**Your objective:** Report how many lines below contain the word "with", and give only that number.

**Records that describe figures:**
++++++
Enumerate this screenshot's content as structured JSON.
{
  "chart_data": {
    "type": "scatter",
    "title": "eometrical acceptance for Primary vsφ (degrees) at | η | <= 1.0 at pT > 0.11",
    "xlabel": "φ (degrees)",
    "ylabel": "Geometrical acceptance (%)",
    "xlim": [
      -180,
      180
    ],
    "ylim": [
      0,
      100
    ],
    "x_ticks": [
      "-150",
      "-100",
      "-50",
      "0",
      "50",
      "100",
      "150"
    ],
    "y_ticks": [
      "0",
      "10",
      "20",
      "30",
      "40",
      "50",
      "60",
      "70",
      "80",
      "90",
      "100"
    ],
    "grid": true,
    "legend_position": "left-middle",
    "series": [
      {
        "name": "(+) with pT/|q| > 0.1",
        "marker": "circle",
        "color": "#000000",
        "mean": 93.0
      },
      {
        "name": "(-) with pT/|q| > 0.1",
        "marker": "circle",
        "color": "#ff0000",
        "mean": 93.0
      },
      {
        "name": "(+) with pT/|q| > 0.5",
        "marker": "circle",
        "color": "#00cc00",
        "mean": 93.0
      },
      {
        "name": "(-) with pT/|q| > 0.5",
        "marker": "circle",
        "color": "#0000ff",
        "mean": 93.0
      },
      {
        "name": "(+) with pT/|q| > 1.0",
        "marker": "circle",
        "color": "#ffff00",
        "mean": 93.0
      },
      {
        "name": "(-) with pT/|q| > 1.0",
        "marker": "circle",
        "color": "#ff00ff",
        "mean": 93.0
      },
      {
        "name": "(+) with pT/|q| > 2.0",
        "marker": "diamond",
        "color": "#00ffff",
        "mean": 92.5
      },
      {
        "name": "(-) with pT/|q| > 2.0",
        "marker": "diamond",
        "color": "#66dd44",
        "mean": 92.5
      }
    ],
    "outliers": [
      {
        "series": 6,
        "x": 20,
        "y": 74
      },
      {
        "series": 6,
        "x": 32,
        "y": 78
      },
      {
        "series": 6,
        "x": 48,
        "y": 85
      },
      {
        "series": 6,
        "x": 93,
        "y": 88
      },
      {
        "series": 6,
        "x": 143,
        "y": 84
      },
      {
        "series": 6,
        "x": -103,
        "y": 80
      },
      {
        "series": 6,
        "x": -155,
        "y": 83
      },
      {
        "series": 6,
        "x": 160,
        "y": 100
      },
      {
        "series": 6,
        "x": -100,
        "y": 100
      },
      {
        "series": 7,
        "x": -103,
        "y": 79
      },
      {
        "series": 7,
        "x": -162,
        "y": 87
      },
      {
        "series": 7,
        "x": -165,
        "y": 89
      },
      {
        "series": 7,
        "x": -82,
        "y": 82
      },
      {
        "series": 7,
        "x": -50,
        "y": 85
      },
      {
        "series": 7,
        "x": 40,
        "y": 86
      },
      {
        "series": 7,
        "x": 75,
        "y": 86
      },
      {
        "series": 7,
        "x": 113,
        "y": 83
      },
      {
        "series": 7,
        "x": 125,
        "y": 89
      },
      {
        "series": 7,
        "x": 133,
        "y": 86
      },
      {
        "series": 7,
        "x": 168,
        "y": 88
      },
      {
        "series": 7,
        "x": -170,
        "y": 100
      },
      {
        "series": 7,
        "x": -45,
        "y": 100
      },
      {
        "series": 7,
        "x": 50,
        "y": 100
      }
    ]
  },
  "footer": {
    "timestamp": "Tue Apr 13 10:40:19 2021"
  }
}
++++++
**Task output:** 8